--- start Stored data ---
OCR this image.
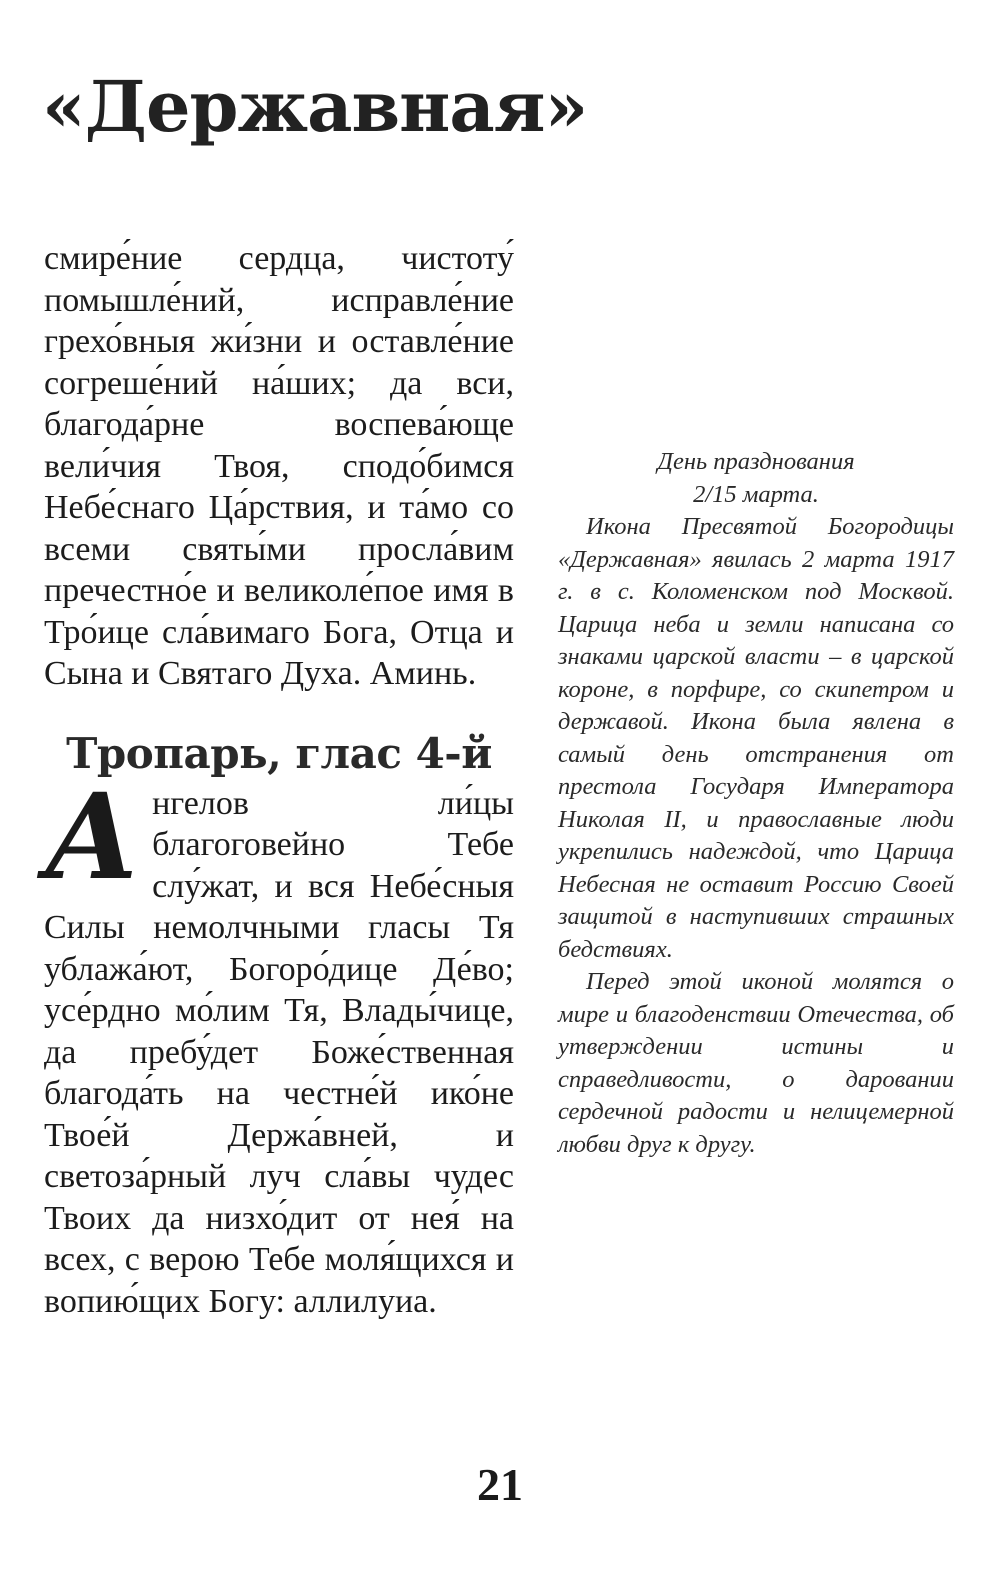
«Державная»

смире́ние сердца, чистоту́ помышле́ний, исправле́ние грехо́вныя жи́зни и оставле́ние согреше́ний на́ших; да вси, благода́рне воспева́юще вели́чия Твоя, сподо́бимся Небе́снаго Ца́рствия, и та́мо со всеми святы́ми просла́вим пречестно́е и великоле́поe имя в Тро́ице сла́вимаго Бога, Отца и Сына и Святаго Духа. Аминь.

Тропарь, глас 4-й

А нгелов ли́цы благоговейно Тебе слу́жат, и вся Небе́сныя Силы немолчными гласы Тя ублажа́ют, Богоро́дице Де́во; усе́рдно мо́лим Тя, Влады́чице, да пребу́дет Боже́ственная благода́ть на честне́й ико́не Твое́й Держа́вней, и светоза́рный луч сла́вы чудес Твоих да низхо́дит от нея́ на всех, с верою Тебе моля́щихся и вопию́щих Богу: аллилуиа.

День празднования
2/15 марта.

Икона Пресвятой Богородицы «Державная» явилась 2 марта 1917 г. в с. Коломенском под Москвой. Царица неба и земли написана со знаками царской власти – в царской короне, в порфире, со скипетром и державой. Икона была явлена в самый день отстранения от престола Государя Императора Николая II, и православные люди укрепились надеждой, что Царица Небесная не оставит Россию Своей защитой в наступивших страшных бедствиях.

Перед этой иконой молятся о мире и благоденствии Отечества, об утверждении истины и справедливости, о даровании сердечной радости и нелицемерной любви друг к другу.

21
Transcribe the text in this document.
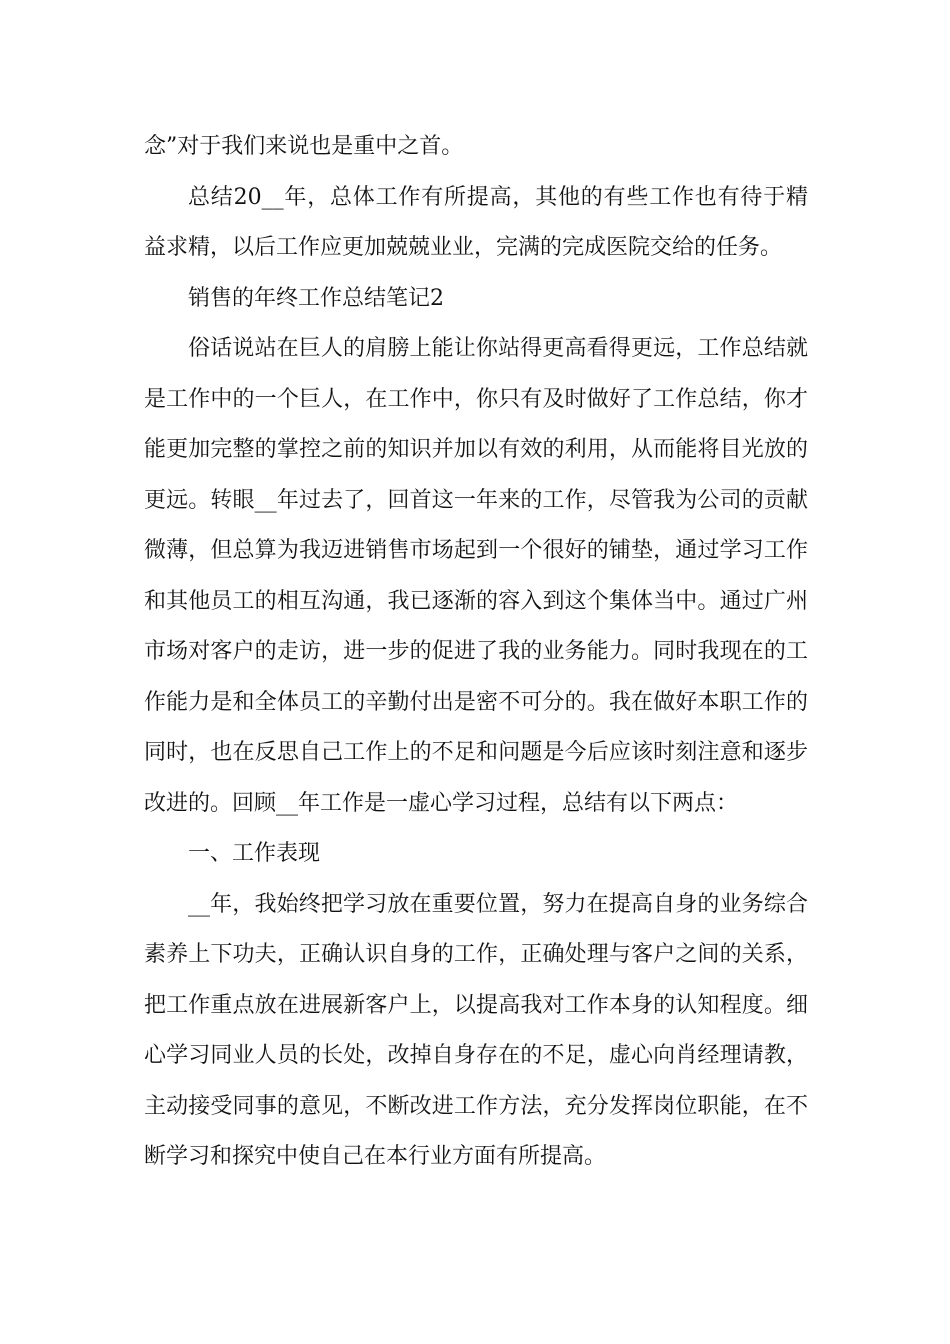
念”对于我们来说也是重中之首。

总结20__年，总体工作有所提高，其他的有些工作也有待于精益求精，以后工作应更加兢兢业业，完满的完成医院交给的任务。

销售的年终工作总结笔记2

俗话说站在巨人的肩膀上能让你站得更高看得更远，工作总结就是工作中的一个巨人，在工作中，你只有及时做好了工作总结，你才能更加完整的掌控之前的知识并加以有效的利用，从而能将目光放的更远。转眼__年过去了，回首这一年来的工作，尽管我为公司的贡献微薄，但总算为我迈进销售市场起到一个很好的铺垫，通过学习工作和其他员工的相互沟通，我已逐渐的容入到这个集体当中。通过广州市场对客户的走访，进一步的促进了我的业务能力。同时我现在的工作能力是和全体员工的辛勤付出是密不可分的。我在做好本职工作的同时，也在反思自己工作上的不足和问题是今后应该时刻注意和逐步改进的。回顾__年工作是一虚心学习过程，总结有以下两点：

一、工作表现

__年，我始终把学习放在重要位置，努力在提高自身的业务综合素养上下功夫，正确认识自身的工作，正确处理与客户之间的关系，把工作重点放在进展新客户上，以提高我对工作本身的认知程度。细心学习同业人员的长处，改掉自身存在的不足，虚心向肖经理请教，主动接受同事的意见，不断改进工作方法，充分发挥岗位职能，在不断学习和探究中使自己在本行业方面有所提高。
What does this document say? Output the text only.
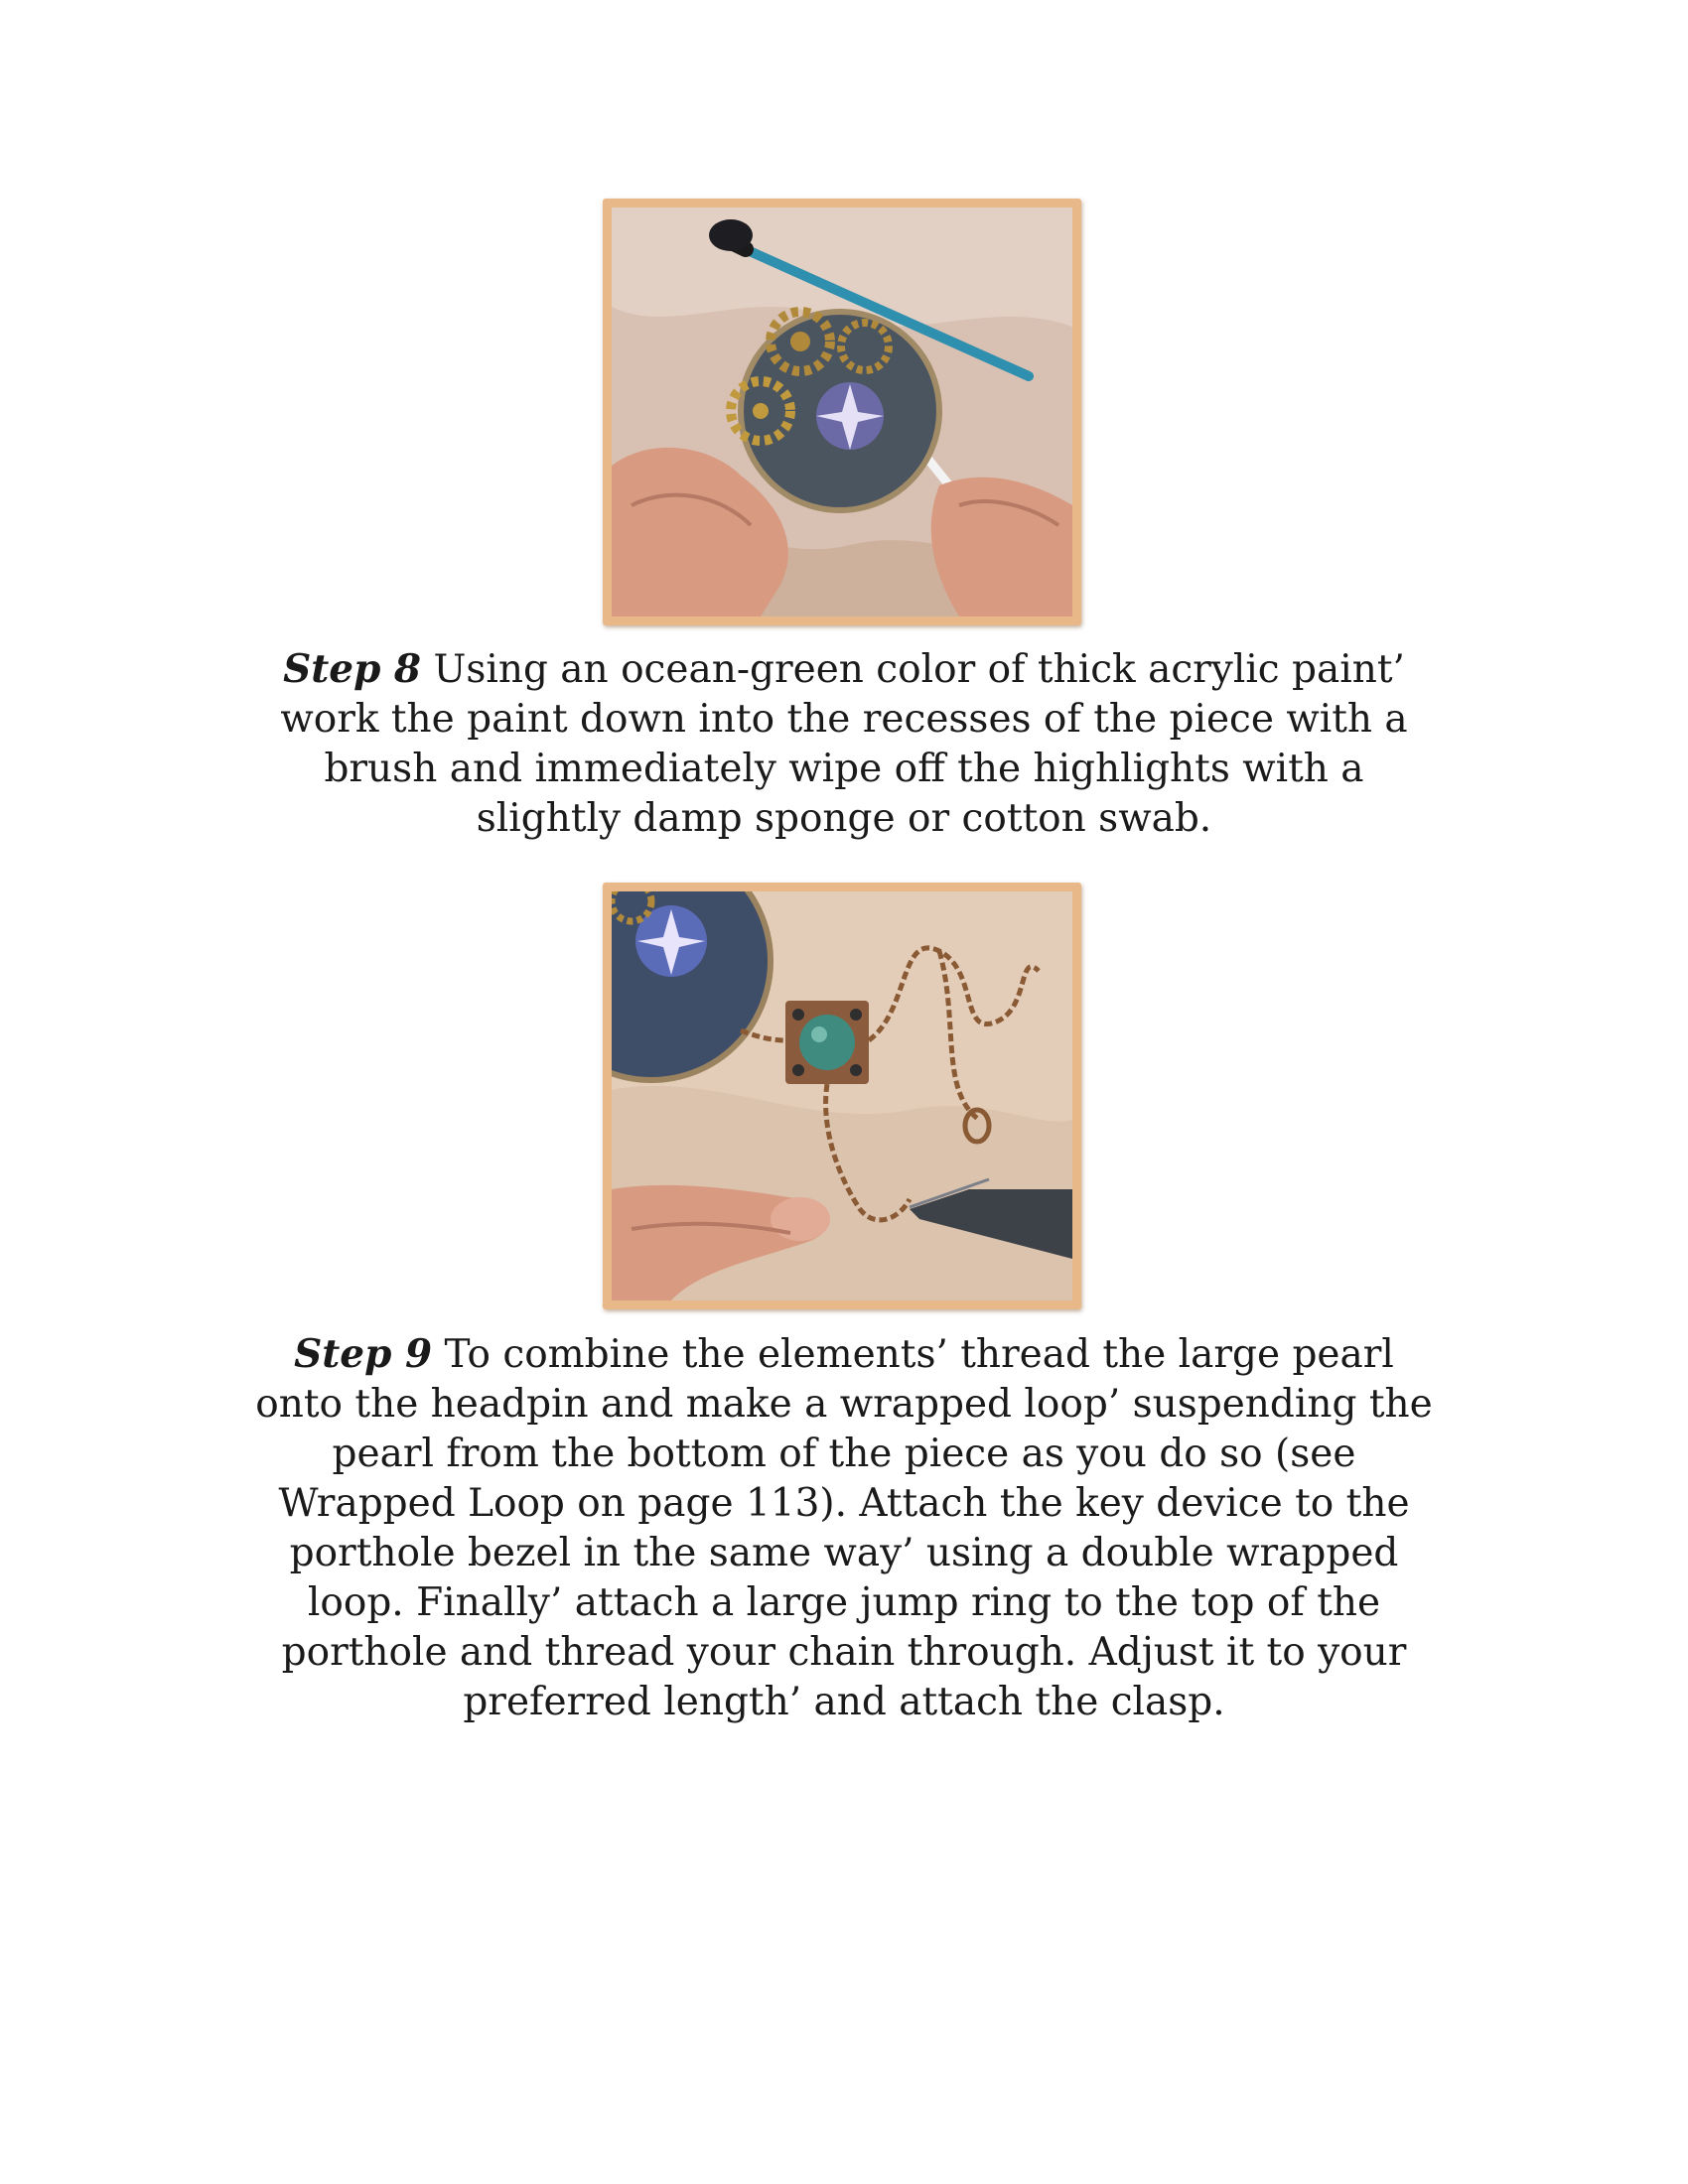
Step 8 Using an ocean-green color of thick acrylic paint’ work the paint down into the recesses of the piece with a brush and immediately wipe off the highlights with a slightly damp sponge or cotton swab.

Step 9 To combine the elements’ thread the large pearl onto the headpin and make a wrapped loop’ suspending the pearl from the bottom of the piece as you do so (see Wrapped Loop on page 113). Attach the key device to the porthole bezel in the same way’ using a double wrapped loop. Finally’ attach a large jump ring to the top of the porthole and thread your chain through. Adjust it to your preferred length’ and attach the clasp.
--- end Stored data ---
[Given request]
Copy every line of the data word for word, omitting the images.

[Response below]
OCR this image.
«Державная»

смире́ние сердца, чистоту́ помышле́ний, исправле́ние грехо́вныя жи́зни и оставле́ние согреше́ний на́ших; да вси, благода́рне воспева́юще вели́чия Твоя, сподо́бимся Небе́снаго Ца́рствия, и та́мо со всеми святы́ми просла́вим пречестно́е и великоле́поe имя в Тро́ице сла́вимаго Бога, Отца и Сына и Святаго Духа. Аминь.

Тропарь, глас 4-й

А нгелов ли́цы благоговейно Тебе слу́жат, и вся Небе́сныя Силы немолчными гласы Тя ублажа́ют, Богоро́дице Де́во; усе́рдно мо́лим Тя, Влады́чице, да пребу́дет Боже́ственная благода́ть на честне́й ико́не Твое́й Держа́вней, и светоза́рный луч сла́вы чудес Твоих да низхо́дит от нея́ на всех, с верою Тебе моля́щихся и вопию́щих Богу: аллилуиа.

День празднования
2/15 марта.

Икона Пресвятой Богородицы «Державная» явилась 2 марта 1917 г. в с. Коломенском под Москвой. Царица неба и земли написана со знаками царской власти – в царской короне, в порфире, со скипетром и державой. Икона была явлена в самый день отстранения от престола Государя Императора Николая II, и православные люди укрепились надеждой, что Царица Небесная не оставит Россию Своей защитой в наступивших страшных бедствиях.

Перед этой иконой молятся о мире и благоденствии Отечества, об утверждении истины и справедливости, о даровании сердечной радости и нелицемерной любви друг к другу.

21
Transcribe the text in this document.
念”对于我们来说也是重中之首。

总结20__年，总体工作有所提高，其他的有些工作也有待于精益求精，以后工作应更加兢兢业业，完满的完成医院交给的任务。

销售的年终工作总结笔记2

俗话说站在巨人的肩膀上能让你站得更高看得更远，工作总结就是工作中的一个巨人，在工作中，你只有及时做好了工作总结，你才能更加完整的掌控之前的知识并加以有效的利用，从而能将目光放的更远。转眼__年过去了，回首这一年来的工作，尽管我为公司的贡献微薄，但总算为我迈进销售市场起到一个很好的铺垫，通过学习工作和其他员工的相互沟通，我已逐渐的容入到这个集体当中。通过广州市场对客户的走访，进一步的促进了我的业务能力。同时我现在的工作能力是和全体员工的辛勤付出是密不可分的。我在做好本职工作的同时，也在反思自己工作上的不足和问题是今后应该时刻注意和逐步改进的。回顾__年工作是一虚心学习过程，总结有以下两点：

一、工作表现

__年，我始终把学习放在重要位置，努力在提高自身的业务综合素养上下功夫，正确认识自身的工作，正确处理与客户之间的关系，把工作重点放在进展新客户上，以提高我对工作本身的认知程度。细心学习同业人员的长处，改掉自身存在的不足，虚心向肖经理请教，主动接受同事的意见，不断改进工作方法，充分发挥岗位职能，在不断学习和探究中使自己在本行业方面有所提高。
What does this document say? Output the text only.
Step 8 Using an ocean-green color of thick acrylic paint’ work the paint down into the recesses of the piece with a brush and immediately wipe off the highlights with a slightly damp sponge or cotton swab.

Step 9 To combine the elements’ thread the large pearl onto the headpin and make a wrapped loop’ suspending the pearl from the bottom of the piece as you do so (see Wrapped Loop on page 113). Attach the key device to the porthole bezel in the same way’ using a double wrapped loop. Finally’ attach a large jump ring to the top of the porthole and thread your chain through. Adjust it to your preferred length’ and attach the clasp.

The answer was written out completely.